### PROBLEM TO WORK ON
Copy out the items below, swapping each "x-tick-label" for "x-axis-label" and changing nothing else. Leave the pictures out.
....................
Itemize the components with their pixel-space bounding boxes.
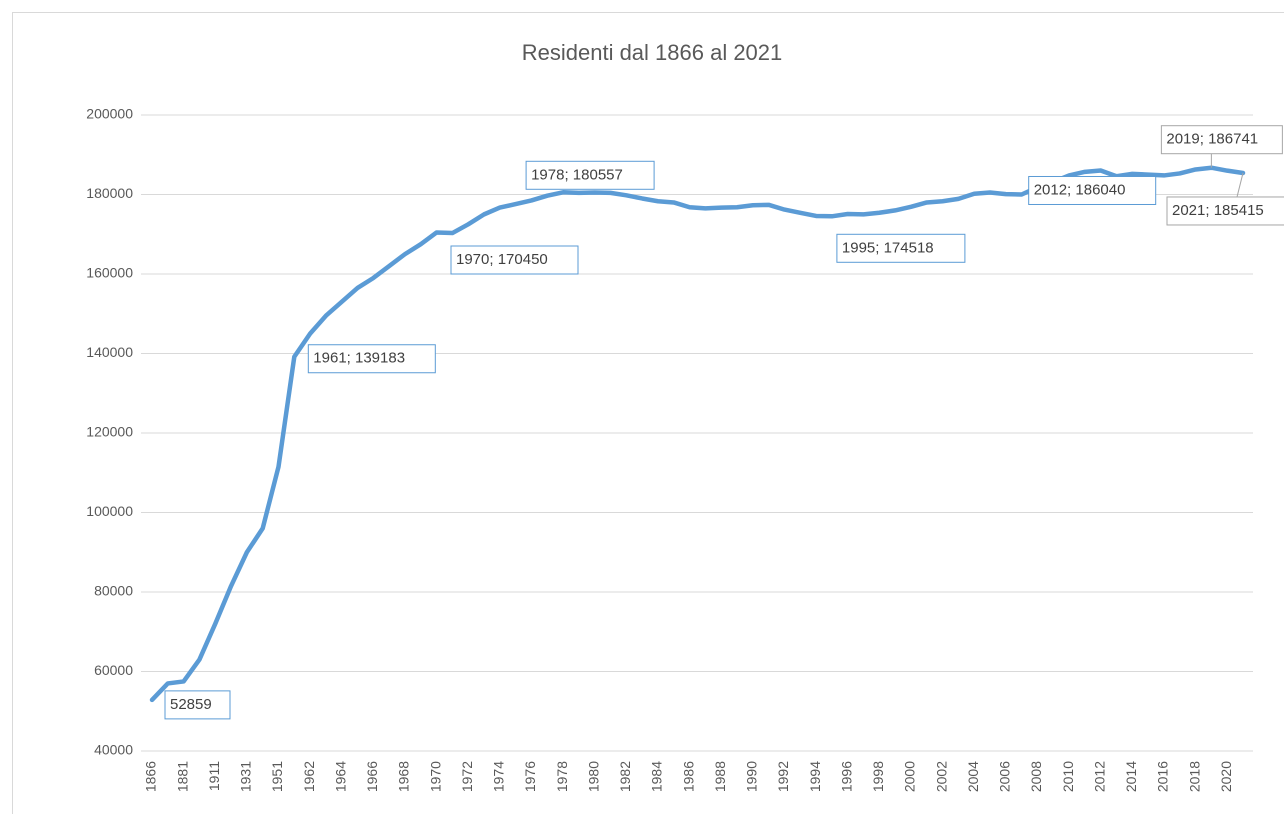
data-label: 1970; 170450 bbox=[451, 246, 578, 274]
x-tick-label: 1988 bbox=[712, 761, 728, 792]
x-tick-label: 1980 bbox=[585, 761, 601, 792]
data-label-text: 1970; 170450 bbox=[456, 251, 548, 268]
x-tick-label: 1994 bbox=[807, 761, 823, 792]
y-tick-label: 200000 bbox=[86, 106, 133, 122]
data-label: 52859 bbox=[165, 691, 230, 719]
x-tick-label: 1881 bbox=[174, 761, 190, 792]
x-tick-label: 2000 bbox=[902, 761, 918, 792]
y-tick-label: 60000 bbox=[94, 662, 133, 678]
x-tick-label: 1996 bbox=[838, 761, 854, 792]
data-label-text: 2021; 185415 bbox=[1172, 202, 1264, 219]
y-tick-label: 120000 bbox=[86, 424, 133, 440]
x-tick-label: 1998 bbox=[870, 761, 886, 792]
x-tick-label: 2010 bbox=[1060, 761, 1076, 792]
x-tick-label: 1911 bbox=[206, 761, 222, 791]
x-tick-label: 1931 bbox=[238, 761, 254, 792]
data-label: 1978; 180557 bbox=[526, 161, 654, 189]
x-tick-label: 1966 bbox=[364, 761, 380, 792]
data-label-text: 1961; 139183 bbox=[313, 350, 405, 367]
x-tick-label: 1962 bbox=[301, 761, 317, 792]
y-tick-label: 140000 bbox=[86, 344, 133, 360]
x-tick-label: 2014 bbox=[1123, 761, 1139, 792]
x-tick-label: 1970 bbox=[427, 761, 443, 792]
x-tick-label: 1976 bbox=[522, 761, 538, 792]
x-tick-label: 2012 bbox=[1091, 761, 1107, 792]
x-tick-label: 1978 bbox=[554, 761, 570, 792]
x-tick-label: 1992 bbox=[775, 761, 791, 792]
data-label-text: 2019; 186741 bbox=[1166, 131, 1258, 148]
y-tick-label: 160000 bbox=[86, 265, 133, 281]
data-label: 1995; 174518 bbox=[837, 234, 965, 262]
y-tick-label: 40000 bbox=[94, 742, 133, 758]
data-label: 2012; 186040 bbox=[1029, 176, 1156, 204]
x-tick-label: 2016 bbox=[1155, 761, 1171, 792]
data-label-text: 2012; 186040 bbox=[1034, 181, 1126, 198]
x-tick-label: 1986 bbox=[680, 761, 696, 792]
x-tick-label: 1866 bbox=[143, 761, 159, 792]
chart-title: Residenti dal 1866 al 2021 bbox=[522, 40, 783, 65]
x-tick-label: 1964 bbox=[332, 761, 348, 792]
y-tick-label: 100000 bbox=[86, 503, 133, 519]
data-label-text: 52859 bbox=[170, 696, 212, 713]
y-tick-label: 180000 bbox=[86, 185, 133, 201]
data-label: 1961; 139183 bbox=[308, 345, 435, 373]
x-tick-label: 1982 bbox=[617, 761, 633, 792]
data-label-text: 1995; 174518 bbox=[842, 239, 934, 256]
x-tick-label: 2004 bbox=[965, 761, 981, 792]
x-tick-label: 1951 bbox=[269, 761, 285, 792]
x-tick-label: 2006 bbox=[997, 761, 1013, 792]
data-label-text: 1978; 180557 bbox=[531, 166, 623, 183]
y-tick-label: 80000 bbox=[94, 583, 133, 599]
x-tick-label: 2018 bbox=[1186, 761, 1202, 792]
x-tick-label: 1972 bbox=[459, 761, 475, 792]
x-tick-label: 2020 bbox=[1218, 761, 1234, 792]
x-tick-label: 2008 bbox=[1028, 761, 1044, 792]
x-tick-label: 1984 bbox=[649, 761, 665, 792]
x-tick-label: 1968 bbox=[396, 761, 412, 792]
x-tick-label: 2002 bbox=[933, 761, 949, 792]
x-tick-label: 1974 bbox=[491, 761, 507, 792]
x-tick-label: 1990 bbox=[744, 761, 760, 792]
....................
### ANSWER IN FULL
Itemize the components with their pixel-space bounding boxes.
data-label: 1970; 170450 bbox=[451, 246, 578, 274]
x-axis-label: 1988 bbox=[712, 761, 728, 792]
x-axis-label: 1980 bbox=[585, 761, 601, 792]
data-label-text: 1970; 170450 bbox=[456, 251, 548, 268]
x-axis-label: 1994 bbox=[807, 761, 823, 792]
y-tick-label: 200000 bbox=[86, 106, 133, 122]
data-label: 52859 bbox=[165, 691, 230, 719]
x-axis-label: 1881 bbox=[174, 761, 190, 792]
x-axis-label: 2000 bbox=[902, 761, 918, 792]
y-tick-label: 60000 bbox=[94, 662, 133, 678]
x-axis-label: 1996 bbox=[838, 761, 854, 792]
data-label-text: 2021; 185415 bbox=[1172, 202, 1264, 219]
y-tick-label: 120000 bbox=[86, 424, 133, 440]
x-axis-label: 1998 bbox=[870, 761, 886, 792]
x-axis-label: 2010 bbox=[1060, 761, 1076, 792]
x-axis-label: 1911 bbox=[206, 761, 222, 791]
x-axis-label: 1931 bbox=[238, 761, 254, 792]
data-label: 1978; 180557 bbox=[526, 161, 654, 189]
x-axis-label: 1966 bbox=[364, 761, 380, 792]
data-label-text: 1961; 139183 bbox=[313, 350, 405, 367]
x-axis-label: 1962 bbox=[301, 761, 317, 792]
y-tick-label: 140000 bbox=[86, 344, 133, 360]
x-axis-label: 2014 bbox=[1123, 761, 1139, 792]
x-axis-label: 1970 bbox=[427, 761, 443, 792]
x-axis-label: 1976 bbox=[522, 761, 538, 792]
x-axis-label: 2012 bbox=[1091, 761, 1107, 792]
x-axis-label: 1978 bbox=[554, 761, 570, 792]
x-axis-label: 1992 bbox=[775, 761, 791, 792]
data-label-text: 2019; 186741 bbox=[1166, 131, 1258, 148]
y-tick-label: 160000 bbox=[86, 265, 133, 281]
data-label: 1995; 174518 bbox=[837, 234, 965, 262]
y-tick-label: 40000 bbox=[94, 742, 133, 758]
data-label: 2012; 186040 bbox=[1029, 176, 1156, 204]
x-axis-label: 2016 bbox=[1155, 761, 1171, 792]
data-label-text: 2012; 186040 bbox=[1034, 181, 1126, 198]
x-axis-label: 1986 bbox=[680, 761, 696, 792]
x-axis-label: 1866 bbox=[143, 761, 159, 792]
chart-title: Residenti dal 1866 al 2021 bbox=[522, 40, 783, 65]
x-axis-label: 1964 bbox=[332, 761, 348, 792]
y-tick-label: 100000 bbox=[86, 503, 133, 519]
data-label-text: 52859 bbox=[170, 696, 212, 713]
y-tick-label: 180000 bbox=[86, 185, 133, 201]
data-label: 1961; 139183 bbox=[308, 345, 435, 373]
x-axis-label: 1982 bbox=[617, 761, 633, 792]
data-label-text: 1995; 174518 bbox=[842, 239, 934, 256]
x-axis-label: 2004 bbox=[965, 761, 981, 792]
x-axis-label: 1951 bbox=[269, 761, 285, 792]
x-axis-label: 2006 bbox=[997, 761, 1013, 792]
data-label-text: 1978; 180557 bbox=[531, 166, 623, 183]
y-tick-label: 80000 bbox=[94, 583, 133, 599]
x-axis-label: 2018 bbox=[1186, 761, 1202, 792]
x-axis-label: 1972 bbox=[459, 761, 475, 792]
x-axis-label: 2020 bbox=[1218, 761, 1234, 792]
x-axis-label: 2008 bbox=[1028, 761, 1044, 792]
x-axis-label: 1984 bbox=[649, 761, 665, 792]
x-axis-label: 1968 bbox=[396, 761, 412, 792]
x-axis-label: 2002 bbox=[933, 761, 949, 792]
x-axis-label: 1974 bbox=[491, 761, 507, 792]
x-axis-label: 1990 bbox=[744, 761, 760, 792]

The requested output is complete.